_Aim_
Quote only the lines that start at the line with "Give me the" and run to the end of the entries; omit the pictures.

Figure content listings
★ ★ ★ ★ ★ ★ ★

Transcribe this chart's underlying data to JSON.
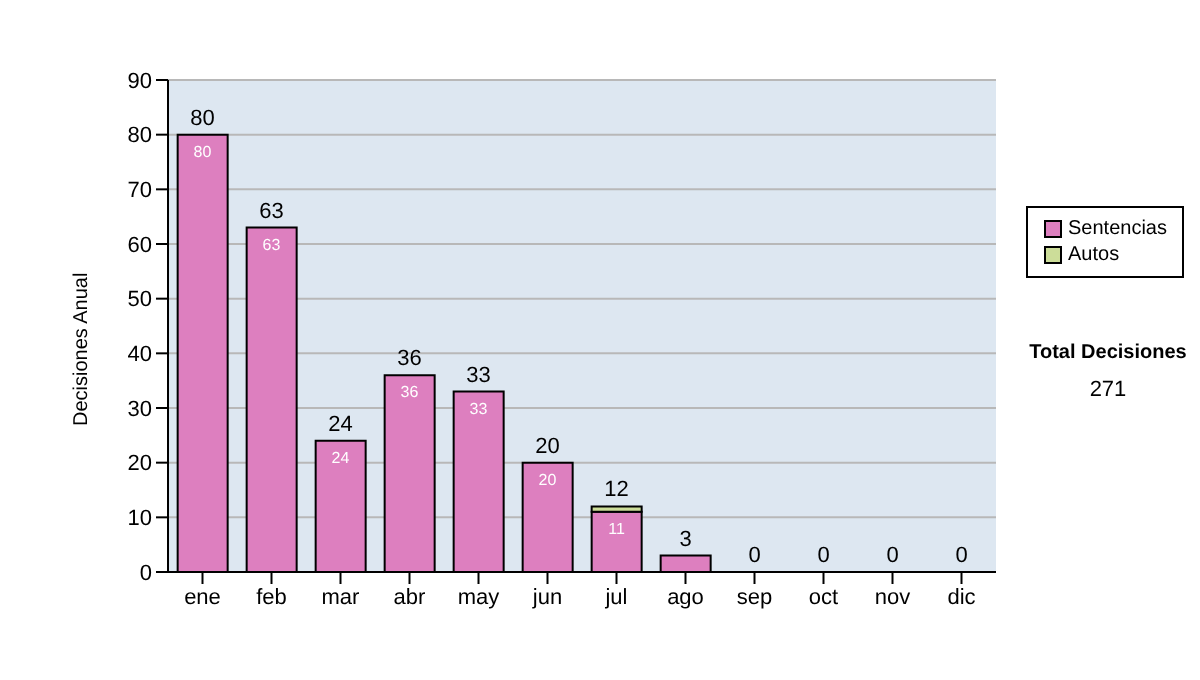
{
  "chart_data": {
    "type": "bar",
    "stacked": true,
    "ylabel": "Decisiones Anual",
    "categories": [
      "ene",
      "feb",
      "mar",
      "abr",
      "may",
      "jun",
      "jul",
      "ago",
      "sep",
      "oct",
      "nov",
      "dic"
    ],
    "series": [
      {
        "name": "Sentencias",
        "color": "#dd7fbf",
        "values": [
          80,
          63,
          24,
          36,
          33,
          20,
          11,
          3,
          0,
          0,
          0,
          0
        ],
        "value_labels": [
          "80",
          "63",
          "24",
          "36",
          "33",
          "20",
          "11",
          null,
          null,
          null,
          null,
          null
        ]
      },
      {
        "name": "Autos",
        "color": "#ccdd99",
        "values": [
          0,
          0,
          0,
          0,
          0,
          0,
          1,
          0,
          0,
          0,
          0,
          0
        ]
      }
    ],
    "totals": [
      "80",
      "63",
      "24",
      "36",
      "33",
      "20",
      "12",
      "3",
      "0",
      "0",
      "0",
      "0"
    ],
    "ylim": [
      0,
      90
    ],
    "yticks": [
      0,
      10,
      20,
      30,
      40,
      50,
      60,
      70,
      80,
      90
    ],
    "grid": "y",
    "legend": "right",
    "annotations": [
      "Total Decisiones",
      "271"
    ]
  }
}
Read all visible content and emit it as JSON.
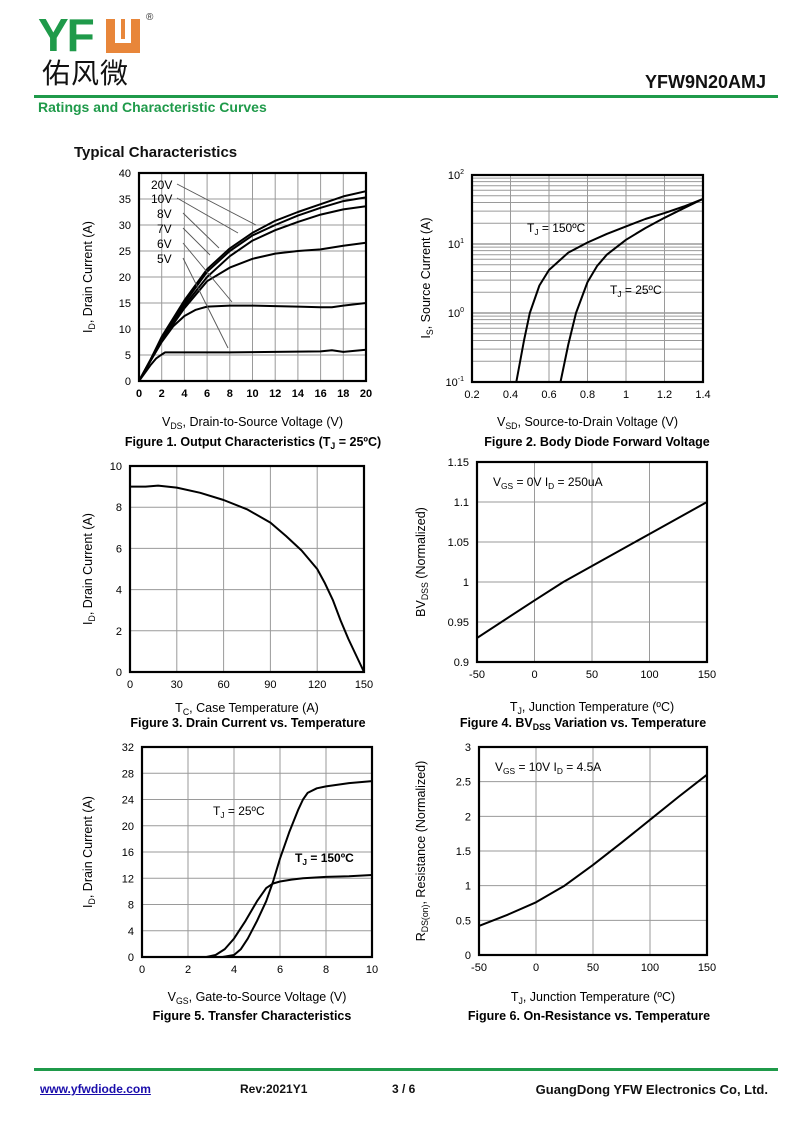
{
  "header": {
    "logo_text": "YFW",
    "logo_cn": "佑风微",
    "logo_reg": "®",
    "part_number": "YFW9N20AMJ",
    "section_title": "Ratings and Characteristic Curves",
    "subtitle": "Typical Characteristics",
    "brand_green": "#1f9a4a",
    "brand_orange": "#e8863a"
  },
  "footer": {
    "website": "www.yfwdiode.com",
    "revision": "Rev:2021Y1",
    "page": "3 / 6",
    "company": "GuangDong YFW Electronics Co, Ltd."
  },
  "chart_data": [
    {
      "id": "fig1",
      "type": "line",
      "title": "Figure 1. Output Characteristics (T",
      "title_sub": "J",
      "title_tail": " = 25ºC)",
      "xlabel": "V",
      "xlabel_sub": "DS",
      "xlabel_tail": ", Drain-to-Source Voltage (V)",
      "ylabel": "I",
      "ylabel_sub": "D",
      "ylabel_tail": ", Drain Current (A)",
      "xlim": [
        0,
        20
      ],
      "ylim": [
        0,
        40
      ],
      "xticks": [
        "0",
        "2",
        "4",
        "6",
        "8",
        "10",
        "12",
        "14",
        "16",
        "18",
        "20"
      ],
      "yticks": [
        "0",
        "5",
        "10",
        "15",
        "20",
        "25",
        "30",
        "35",
        "40"
      ],
      "grid": true,
      "series": [
        {
          "name": "20V",
          "x": [
            0,
            1,
            2,
            4,
            6,
            8,
            10,
            12,
            14,
            16,
            18,
            20
          ],
          "y": [
            0,
            4,
            8.5,
            15.5,
            21.5,
            25.5,
            28.5,
            30.8,
            32.5,
            34,
            35.5,
            36.5
          ]
        },
        {
          "name": "10V",
          "x": [
            0,
            1,
            2,
            4,
            6,
            8,
            10,
            12,
            14,
            16,
            18,
            20
          ],
          "y": [
            0,
            4,
            8.3,
            15,
            21,
            25,
            28,
            30,
            31.8,
            33.3,
            34.6,
            35.3
          ]
        },
        {
          "name": "8V",
          "x": [
            0,
            1,
            2,
            4,
            6,
            8,
            10,
            12,
            14,
            16,
            18,
            20
          ],
          "y": [
            0,
            4,
            8,
            14.5,
            20,
            24,
            27,
            29,
            30.6,
            32,
            33,
            33.6
          ]
        },
        {
          "name": "7V",
          "x": [
            0,
            1,
            2,
            4,
            6,
            8,
            10,
            12,
            14,
            16,
            18,
            20
          ],
          "y": [
            0,
            3.8,
            7.8,
            14,
            19.2,
            21.8,
            23.5,
            24.5,
            25,
            25.3,
            26,
            26.6
          ]
        },
        {
          "name": "6V",
          "x": [
            0,
            1,
            2,
            3,
            4,
            5,
            5.5,
            6,
            8,
            10,
            12,
            14,
            16,
            17,
            18,
            20
          ],
          "y": [
            0,
            3.8,
            7.5,
            10.5,
            12.5,
            13.7,
            14,
            14.3,
            14.5,
            14.5,
            14.4,
            14.3,
            14.2,
            14.2,
            14.5,
            15
          ]
        },
        {
          "name": "5V",
          "x": [
            0,
            1,
            1.5,
            2,
            2.3,
            4,
            8,
            12,
            16,
            17,
            18,
            20
          ],
          "y": [
            0,
            3,
            4.3,
            5.1,
            5.5,
            5.5,
            5.5,
            5.6,
            5.7,
            5.9,
            5.6,
            6
          ]
        }
      ],
      "legend_labels": [
        "20V",
        "10V",
        "8V",
        "7V",
        "6V",
        "5V"
      ]
    },
    {
      "id": "fig2",
      "type": "line",
      "yscale": "log",
      "title": "Figure 2. Body Diode Forward Voltage",
      "xlabel": "V",
      "xlabel_sub": "SD",
      "xlabel_tail": ", Source-to-Drain Voltage (V)",
      "ylabel": "I",
      "ylabel_sub": "S",
      "ylabel_tail": ", Source Current (A)",
      "xlim": [
        0.2,
        1.4
      ],
      "ylim": [
        0.1,
        100
      ],
      "xticks": [
        "0.2",
        "0.4",
        "0.6",
        "0.8",
        "1",
        "1.2",
        "1.4"
      ],
      "yticks": [
        {
          "base": "10",
          "exp": "-1"
        },
        {
          "base": "10",
          "exp": "0"
        },
        {
          "base": "10",
          "exp": "1"
        },
        {
          "base": "10",
          "exp": "2"
        }
      ],
      "grid": true,
      "series": [
        {
          "name": "T_J = 150ºC",
          "label_main": "T",
          "label_sub": "J",
          "label_tail": " = 150ºC",
          "x": [
            0.43,
            0.47,
            0.5,
            0.55,
            0.6,
            0.7,
            0.8,
            0.9,
            1.0,
            1.1,
            1.2,
            1.3,
            1.4
          ],
          "y": [
            0.1,
            0.4,
            1.0,
            2.5,
            4.2,
            7.5,
            10.5,
            14,
            18,
            23,
            28,
            35,
            45
          ]
        },
        {
          "name": "T_J = 25ºC",
          "label_main": "T",
          "label_sub": "J",
          "label_tail": " = 25ºC",
          "x": [
            0.66,
            0.7,
            0.74,
            0.8,
            0.85,
            0.9,
            1.0,
            1.1,
            1.2,
            1.3,
            1.4
          ],
          "y": [
            0.1,
            0.35,
            1.0,
            2.8,
            4.8,
            7,
            11.5,
            17,
            24,
            33,
            45
          ]
        }
      ]
    },
    {
      "id": "fig3",
      "type": "line",
      "title": "Figure 3. Drain Current vs. Temperature",
      "xlabel": "T",
      "xlabel_sub": "C",
      "xlabel_tail": ", Case Temperature (A)",
      "ylabel": ", Drain Current (A)",
      "ylabel_overlay": "I",
      "ylabel_overlay_sub": "D",
      "xlim": [
        0,
        150
      ],
      "ylim": [
        0,
        10
      ],
      "xticks": [
        "0",
        "30",
        "60",
        "90",
        "120",
        "150"
      ],
      "yticks": [
        "0",
        "2",
        "4",
        "6",
        "8",
        "10"
      ],
      "grid": true,
      "series": [
        {
          "name": "ID",
          "x": [
            0,
            10,
            18,
            30,
            45,
            60,
            75,
            90,
            100,
            110,
            120,
            125,
            130,
            135,
            140,
            145,
            150
          ],
          "y": [
            9,
            9,
            9.05,
            8.95,
            8.7,
            8.35,
            7.9,
            7.25,
            6.6,
            5.9,
            5.0,
            4.3,
            3.5,
            2.5,
            1.6,
            0.8,
            0
          ]
        }
      ]
    },
    {
      "id": "fig4",
      "type": "line",
      "title": "Figure 4. BV",
      "title_sub": "DSS",
      "title_tail": " Variation vs. Temperature",
      "xlabel": "T",
      "xlabel_sub": "J",
      "xlabel_tail": ", Junction Temperature (ºC)",
      "ylabel": "BV",
      "ylabel_sub": "DSS",
      "ylabel_tail": " (Normalized)",
      "annotation": {
        "a": "V",
        "a_sub": "GS",
        "b": " = 0V I",
        "b_sub": "D",
        "c": " = 250uA"
      },
      "xlim": [
        -50,
        150
      ],
      "ylim": [
        0.9,
        1.15
      ],
      "xticks": [
        "-50",
        "0",
        "50",
        "100",
        "150"
      ],
      "yticks": [
        "0.9",
        "0.95",
        "1",
        "1.05",
        "1.1",
        "1.15"
      ],
      "grid": true,
      "series": [
        {
          "name": "BVDSS",
          "x": [
            -50,
            0,
            25,
            50,
            100,
            150
          ],
          "y": [
            0.93,
            0.977,
            1.0,
            1.02,
            1.06,
            1.1
          ]
        }
      ]
    },
    {
      "id": "fig5",
      "type": "line",
      "title": "Figure 5. Transfer Characteristics",
      "xlabel": "V",
      "xlabel_sub": "GS",
      "xlabel_tail": ", Gate-to-Source Voltage (V)",
      "ylabel": "I",
      "ylabel_sub": "D",
      "ylabel_tail": ", Drain Current (A)",
      "xlim": [
        0,
        10
      ],
      "ylim": [
        0,
        32
      ],
      "xticks": [
        "0",
        "2",
        "4",
        "6",
        "8",
        "10"
      ],
      "yticks": [
        "0",
        "4",
        "8",
        "12",
        "16",
        "20",
        "24",
        "28",
        "32"
      ],
      "grid": true,
      "series": [
        {
          "name": "T_J = 25ºC",
          "label_main": "T",
          "label_sub": "J",
          "label_tail": " = 25ºC",
          "x": [
            0,
            3.5,
            4,
            4.3,
            4.6,
            5,
            5.4,
            5.7,
            6,
            6.4,
            6.8,
            7,
            7.2,
            7.6,
            8,
            9,
            10
          ],
          "y": [
            0,
            0,
            0.3,
            1.2,
            2.8,
            5.5,
            8.5,
            11.5,
            15,
            19,
            22.5,
            24,
            25,
            25.7,
            26,
            26.5,
            26.8
          ]
        },
        {
          "name": "T_J = 150ºC",
          "label_main": "T",
          "label_sub": "J",
          "label_tail": " = 150ºC",
          "x": [
            0,
            2.8,
            3.2,
            3.6,
            4,
            4.5,
            5,
            5.4,
            5.7,
            6,
            6.5,
            7,
            8,
            9,
            10
          ],
          "y": [
            0,
            0,
            0.3,
            1.2,
            2.8,
            5.5,
            8.5,
            10.5,
            11.2,
            11.5,
            11.8,
            12,
            12.2,
            12.3,
            12.5
          ]
        }
      ]
    },
    {
      "id": "fig6",
      "type": "line",
      "title": "Figure 6. On-Resistance vs. Temperature",
      "xlabel": "T",
      "xlabel_sub": "J",
      "xlabel_tail": ", Junction Temperature (ºC)",
      "ylabel": "R",
      "ylabel_sub": "DS(on)",
      "ylabel_tail": ", Resistance (Normalized)",
      "annotation": {
        "a": "V",
        "a_sub": "GS",
        "b": " = 10V I",
        "b_sub": "D",
        "c": " = 4.5A"
      },
      "xlim": [
        -50,
        150
      ],
      "ylim": [
        0,
        3
      ],
      "xticks": [
        "-50",
        "0",
        "50",
        "100",
        "150"
      ],
      "yticks": [
        "0",
        "0.5",
        "1",
        "1.5",
        "2",
        "2.5",
        "3"
      ],
      "grid": true,
      "series": [
        {
          "name": "RDS(on)",
          "x": [
            -50,
            -25,
            0,
            25,
            50,
            75,
            100,
            125,
            150
          ],
          "y": [
            0.42,
            0.58,
            0.76,
            1.0,
            1.3,
            1.62,
            1.95,
            2.28,
            2.6
          ]
        }
      ]
    }
  ]
}
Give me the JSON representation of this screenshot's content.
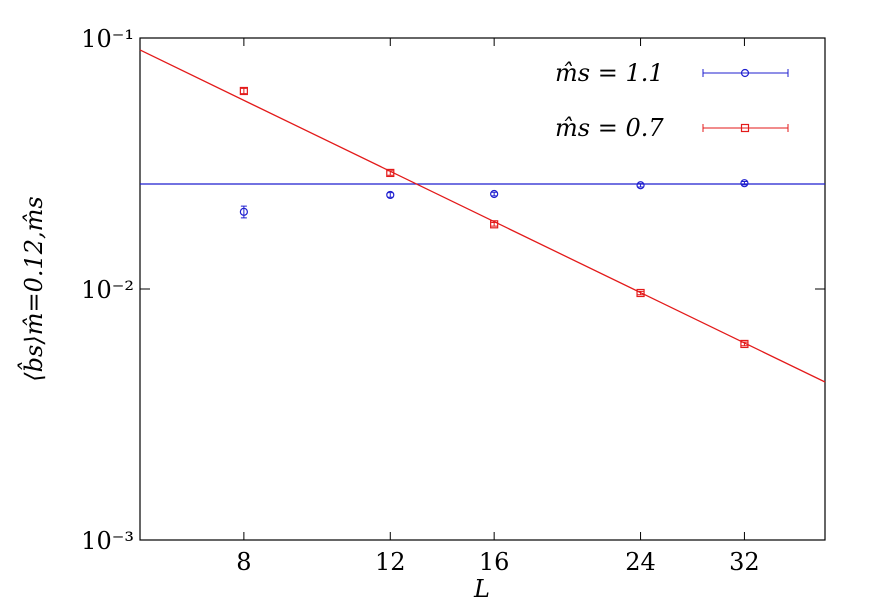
{
  "chart_data": {
    "type": "errorbar",
    "x_label": "L",
    "y_label": "⟨b̂s⟩m̂=0.12,m̂s",
    "x_log": true,
    "y_log": true,
    "xlim": [
      6,
      40
    ],
    "ylim": [
      0.001,
      0.1
    ],
    "xticks": [
      8,
      12,
      16,
      24,
      32
    ],
    "yticks": [
      {
        "value": 0.001,
        "label": "10⁻³"
      },
      {
        "value": 0.01,
        "label": "10⁻²"
      },
      {
        "value": 0.1,
        "label": "10⁻¹"
      }
    ],
    "legend": "upper right",
    "series": [
      {
        "name": "m̂s = 1.1",
        "color": "#1f1fcf",
        "marker": "circle",
        "x": [
          8,
          12,
          16,
          24,
          32
        ],
        "values": [
          0.0203,
          0.0237,
          0.0239,
          0.0259,
          0.0264
        ],
        "errors": [
          0.0011,
          0.0005,
          0.0004,
          0.0004,
          0.0004
        ]
      },
      {
        "name": "m̂s = 0.7",
        "color": "#e31a1a",
        "marker": "square",
        "x": [
          8,
          12,
          16,
          24,
          32
        ],
        "values": [
          0.0615,
          0.029,
          0.0181,
          0.00964,
          0.00604
        ],
        "errors": [
          0.0015,
          0.0006,
          0.0003,
          0.00015,
          0.0001
        ]
      }
    ],
    "fit_lines": [
      {
        "color": "#1f1fcf",
        "x": [
          6,
          40
        ],
        "values": [
          0.0262,
          0.0262
        ]
      },
      {
        "color": "#e31a1a",
        "x": [
          6,
          40
        ],
        "values": [
          0.0896,
          0.00426
        ]
      }
    ]
  }
}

★ ★ ★ ★ ★ ★ ★

_In response_
Give me the JSON representation of this screenshot's content.
{
  "chart_data": {
    "type": "errorbar",
    "x_label": "L",
    "y_label": "⟨b̂s⟩m̂=0.12,m̂s",
    "x_log": true,
    "y_log": true,
    "xlim": [
      6,
      40
    ],
    "ylim": [
      0.001,
      0.1
    ],
    "xticks": [
      8,
      12,
      16,
      24,
      32
    ],
    "yticks": [
      {
        "value": 0.001,
        "label": "10⁻³"
      },
      {
        "value": 0.01,
        "label": "10⁻²"
      },
      {
        "value": 0.1,
        "label": "10⁻¹"
      }
    ],
    "legend": "upper right",
    "series": [
      {
        "name": "m̂s = 1.1",
        "color": "#1f1fcf",
        "marker": "circle",
        "x": [
          8,
          12,
          16,
          24,
          32
        ],
        "values": [
          0.0203,
          0.0237,
          0.0239,
          0.0259,
          0.0264
        ],
        "errors": [
          0.0011,
          0.0005,
          0.0004,
          0.0004,
          0.0004
        ]
      },
      {
        "name": "m̂s = 0.7",
        "color": "#e31a1a",
        "marker": "square",
        "x": [
          8,
          12,
          16,
          24,
          32
        ],
        "values": [
          0.0615,
          0.029,
          0.0181,
          0.00964,
          0.00604
        ],
        "errors": [
          0.0015,
          0.0006,
          0.0003,
          0.00015,
          0.0001
        ]
      }
    ],
    "fit_lines": [
      {
        "color": "#1f1fcf",
        "x": [
          6,
          40
        ],
        "values": [
          0.0262,
          0.0262
        ]
      },
      {
        "color": "#e31a1a",
        "x": [
          6,
          40
        ],
        "values": [
          0.0896,
          0.00426
        ]
      }
    ]
  }
}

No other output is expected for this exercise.